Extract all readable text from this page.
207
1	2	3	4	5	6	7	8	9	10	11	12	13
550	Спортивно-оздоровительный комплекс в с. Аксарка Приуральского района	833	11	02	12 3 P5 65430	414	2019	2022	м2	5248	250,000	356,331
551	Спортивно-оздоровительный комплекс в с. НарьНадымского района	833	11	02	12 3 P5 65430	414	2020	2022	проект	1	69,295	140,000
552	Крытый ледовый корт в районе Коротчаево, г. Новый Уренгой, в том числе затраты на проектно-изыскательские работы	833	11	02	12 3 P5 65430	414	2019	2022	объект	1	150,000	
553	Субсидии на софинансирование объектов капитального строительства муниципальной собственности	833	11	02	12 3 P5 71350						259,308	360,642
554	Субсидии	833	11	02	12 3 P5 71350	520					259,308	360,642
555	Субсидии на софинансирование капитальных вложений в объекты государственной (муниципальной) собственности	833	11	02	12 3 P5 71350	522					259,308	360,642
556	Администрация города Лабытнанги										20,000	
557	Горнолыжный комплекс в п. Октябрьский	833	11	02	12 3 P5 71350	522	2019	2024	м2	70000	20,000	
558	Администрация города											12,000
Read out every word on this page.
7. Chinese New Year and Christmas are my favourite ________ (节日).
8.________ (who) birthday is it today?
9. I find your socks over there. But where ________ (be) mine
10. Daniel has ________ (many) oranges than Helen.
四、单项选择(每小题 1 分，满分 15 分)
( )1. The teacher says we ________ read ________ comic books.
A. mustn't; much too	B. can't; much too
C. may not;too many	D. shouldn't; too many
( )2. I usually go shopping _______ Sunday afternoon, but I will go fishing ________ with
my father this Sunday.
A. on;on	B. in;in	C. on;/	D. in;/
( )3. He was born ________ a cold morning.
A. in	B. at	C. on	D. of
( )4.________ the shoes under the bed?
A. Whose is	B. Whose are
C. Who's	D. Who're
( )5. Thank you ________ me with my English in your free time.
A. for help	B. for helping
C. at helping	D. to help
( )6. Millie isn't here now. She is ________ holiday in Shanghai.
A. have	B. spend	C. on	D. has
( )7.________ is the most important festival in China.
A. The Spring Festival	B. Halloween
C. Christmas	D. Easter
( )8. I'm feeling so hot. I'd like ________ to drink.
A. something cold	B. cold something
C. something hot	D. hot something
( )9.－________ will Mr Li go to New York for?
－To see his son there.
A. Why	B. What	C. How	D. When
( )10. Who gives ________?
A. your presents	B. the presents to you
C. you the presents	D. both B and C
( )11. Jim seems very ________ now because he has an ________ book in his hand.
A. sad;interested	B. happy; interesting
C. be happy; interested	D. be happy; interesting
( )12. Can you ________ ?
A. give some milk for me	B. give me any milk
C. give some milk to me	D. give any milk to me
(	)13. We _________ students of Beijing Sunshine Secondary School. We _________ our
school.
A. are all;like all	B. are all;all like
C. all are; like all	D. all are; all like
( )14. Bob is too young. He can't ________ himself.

····················

- [Instructions for the task]: Transcribe every entry verbatim.

- [Result]:
Extract all readable text from this page.
207
1	2	3	4	5	6	7	8	9	10	11	12	13
550	Спортивно-оздоровительный комплекс в с. Аксарка Приуральского района	833	11	02	12 3 P5 65430	414	2019	2022	м2	5248	250,000	356,331
551	Спортивно-оздоровительный комплекс в с. НарьНадымского района	833	11	02	12 3 P5 65430	414	2020	2022	проект	1	69,295	140,000
552	Крытый ледовый корт в районе Коротчаево, г. Новый Уренгой, в том числе затраты на проектно-изыскательские работы	833	11	02	12 3 P5 65430	414	2019	2022	объект	1	150,000	
553	Субсидии на софинансирование объектов капитального строительства муниципальной собственности	833	11	02	12 3 P5 71350						259,308	360,642
554	Субсидии	833	11	02	12 3 P5 71350	520					259,308	360,642
555	Субсидии на софинансирование капитальных вложений в объекты государственной (муниципальной) собственности	833	11	02	12 3 P5 71350	522					259,308	360,642
556	Администрация города Лабытнанги										20,000	
557	Горнолыжный комплекс в п. Октябрьский	833	11	02	12 3 P5 71350	522	2019	2024	м2	70000	20,000	
558	Администрация города											12,000
Read out every word on this page.
7. Chinese New Year and Christmas are my favourite ________ (节日).
8.________ (who) birthday is it today?
9. I find your socks over there. But where ________ (be) mine
10. Daniel has ________ (many) oranges than Helen.
四、单项选择(每小题 1 分，满分 15 分)
( )1. The teacher says we ________ read ________ comic books.
A. mustn't; much too	B. can't; much too
C. may not;too many	D. shouldn't; too many
( )2. I usually go shopping _______ Sunday afternoon, but I will go fishing ________ with
my father this Sunday.
A. on;on	B. in;in	C. on;/	D. in;/
( )3. He was born ________ a cold morning.
A. in	B. at	C. on	D. of
( )4.________ the shoes under the bed?
A. Whose is	B. Whose are
C. Who's	D. Who're
( )5. Thank you ________ me with my English in your free time.
A. for help	B. for helping
C. at helping	D. to help
( )6. Millie isn't here now. She is ________ holiday in Shanghai.
A. have	B. spend	C. on	D. has
( )7.________ is the most important festival in China.
A. The Spring Festival	B. Halloween
C. Christmas	D. Easter
( )8. I'm feeling so hot. I'd like ________ to drink.
A. something cold	B. cold something
C. something hot	D. hot something
( )9.－________ will Mr Li go to New York for?
－To see his son there.
A. Why	B. What	C. How	D. When
( )10. Who gives ________?
A. your presents	B. the presents to you
C. you the presents	D. both B and C
( )11. Jim seems very ________ now because he has an ________ book in his hand.
A. sad;interested	B. happy; interesting
C. be happy; interested	D. be happy; interesting
( )12. Can you ________ ?
A. give some milk for me	B. give me any milk
C. give some milk to me	D. give any milk to me
(	)13. We _________ students of Beijing Sunshine Secondary School. We _________ our
school.
A. are all;like all	B. are all;all like
C. all are; like all	D. all are; all like
( )14. Bob is too young. He can't ________ himself.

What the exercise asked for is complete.